**What to produce**
Take each line containing "有了屋檐" and report it exactly as written.

**Information provided**
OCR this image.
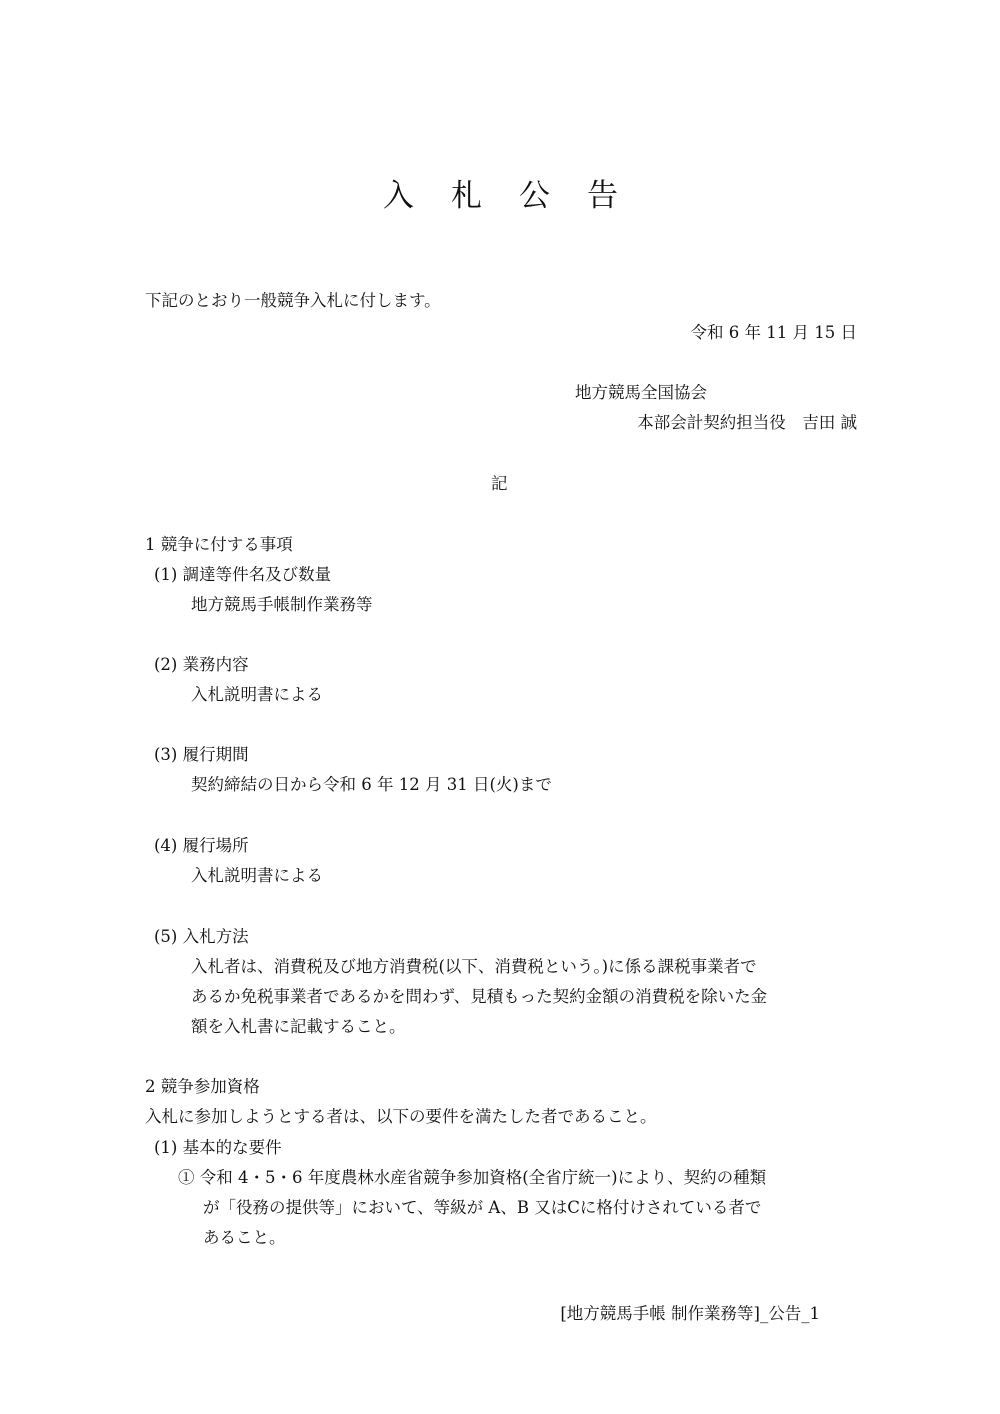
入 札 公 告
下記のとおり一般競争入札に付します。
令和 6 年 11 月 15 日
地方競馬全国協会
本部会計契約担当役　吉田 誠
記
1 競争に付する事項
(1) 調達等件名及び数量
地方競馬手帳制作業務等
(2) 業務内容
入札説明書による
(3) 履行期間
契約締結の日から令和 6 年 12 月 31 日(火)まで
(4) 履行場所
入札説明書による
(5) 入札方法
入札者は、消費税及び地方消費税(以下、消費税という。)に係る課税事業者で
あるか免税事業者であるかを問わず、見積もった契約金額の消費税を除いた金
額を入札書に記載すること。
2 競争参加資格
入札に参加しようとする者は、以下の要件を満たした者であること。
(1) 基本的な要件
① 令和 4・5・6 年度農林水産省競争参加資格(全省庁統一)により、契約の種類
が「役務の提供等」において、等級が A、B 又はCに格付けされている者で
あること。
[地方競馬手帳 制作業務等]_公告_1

==

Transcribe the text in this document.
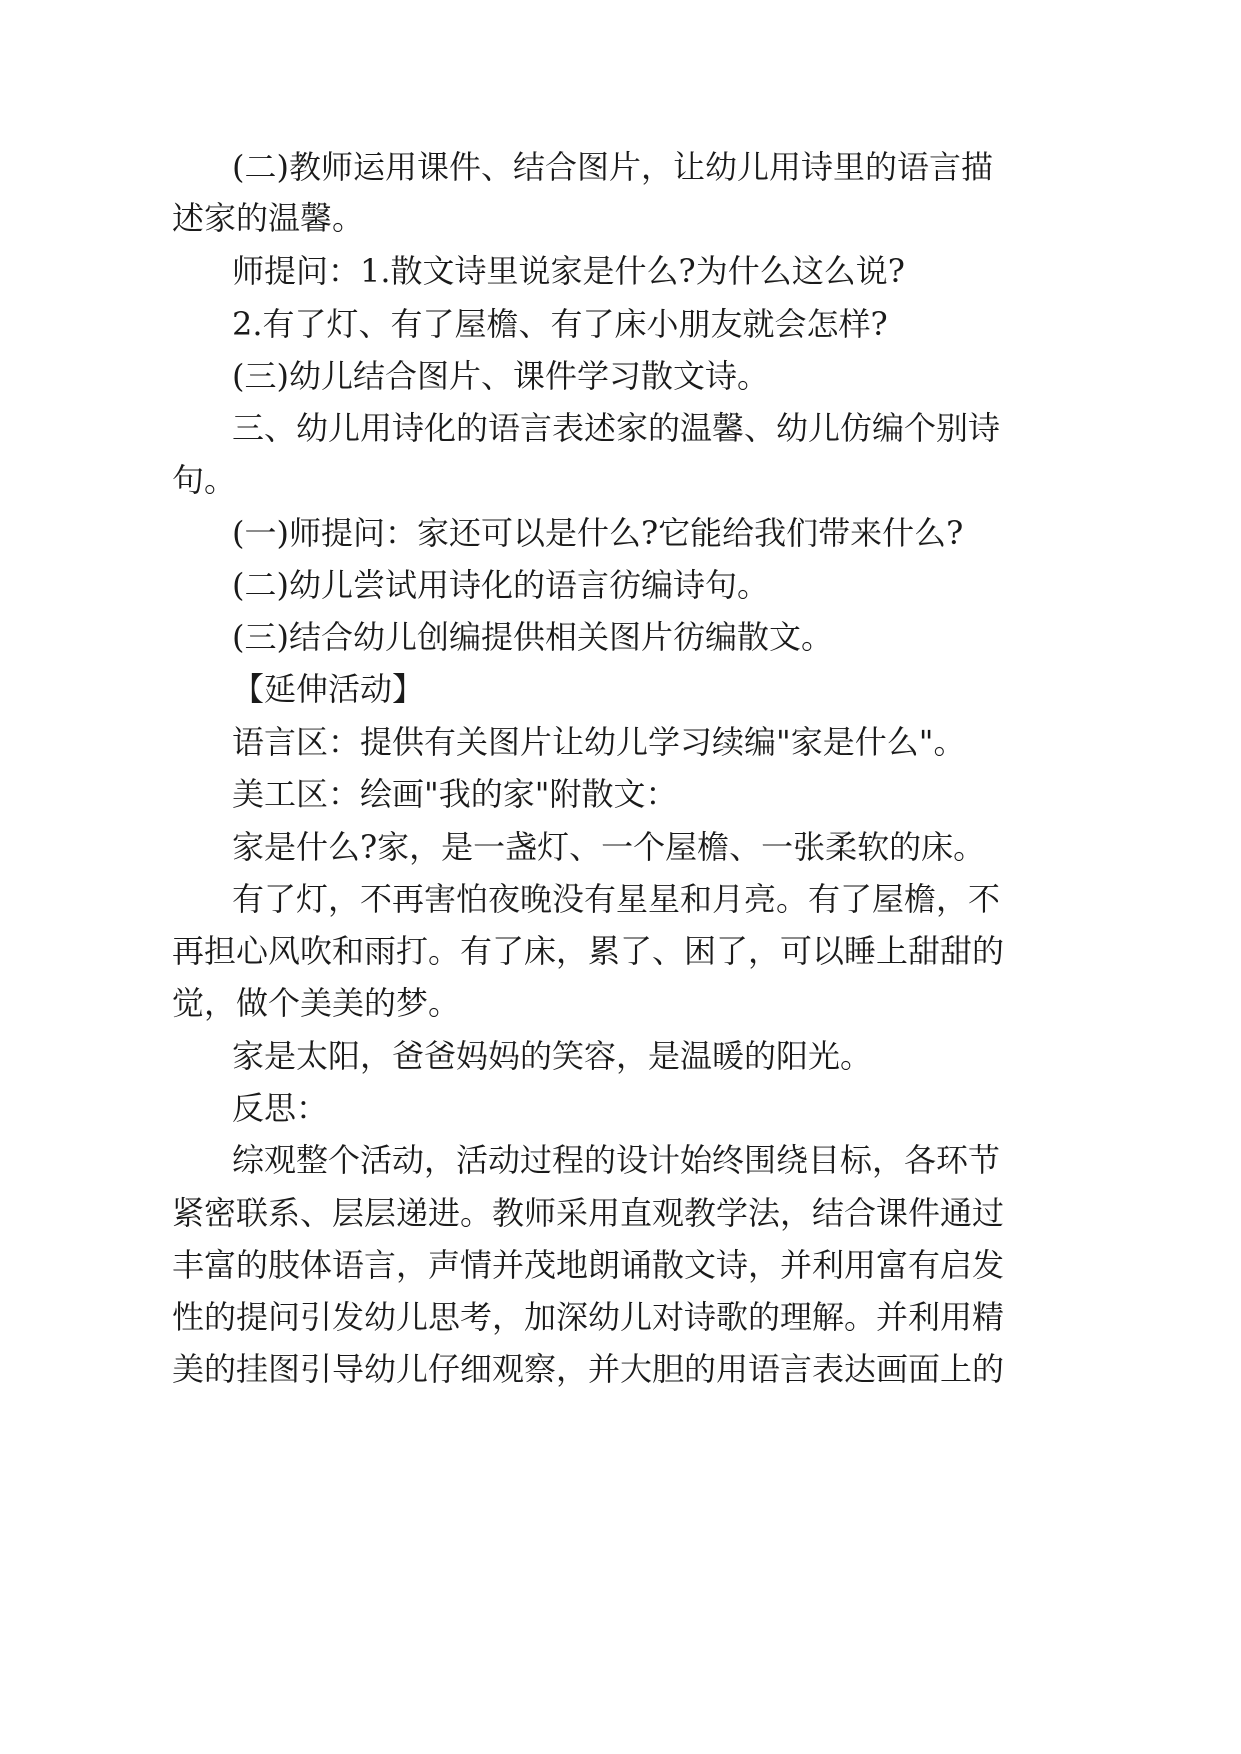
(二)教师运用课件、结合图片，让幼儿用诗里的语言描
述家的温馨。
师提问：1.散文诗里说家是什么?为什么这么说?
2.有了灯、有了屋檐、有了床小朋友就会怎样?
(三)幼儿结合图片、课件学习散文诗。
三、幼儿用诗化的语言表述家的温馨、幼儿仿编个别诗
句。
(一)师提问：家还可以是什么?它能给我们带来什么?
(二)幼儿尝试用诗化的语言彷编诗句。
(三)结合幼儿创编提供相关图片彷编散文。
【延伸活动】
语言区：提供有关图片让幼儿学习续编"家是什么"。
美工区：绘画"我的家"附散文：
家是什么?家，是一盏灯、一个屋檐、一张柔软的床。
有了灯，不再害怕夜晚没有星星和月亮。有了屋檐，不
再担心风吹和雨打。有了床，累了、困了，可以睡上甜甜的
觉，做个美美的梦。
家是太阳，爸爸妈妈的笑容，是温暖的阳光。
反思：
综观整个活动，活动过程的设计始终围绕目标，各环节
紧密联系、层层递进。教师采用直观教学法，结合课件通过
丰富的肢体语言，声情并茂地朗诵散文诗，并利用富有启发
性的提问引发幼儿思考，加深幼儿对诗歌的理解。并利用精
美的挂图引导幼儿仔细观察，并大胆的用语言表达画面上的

**Answer in full**
2.有了灯、有了屋檐、有了床小朋友就会怎样?
有了灯，不再害怕夜晚没有星星和月亮。有了屋檐，不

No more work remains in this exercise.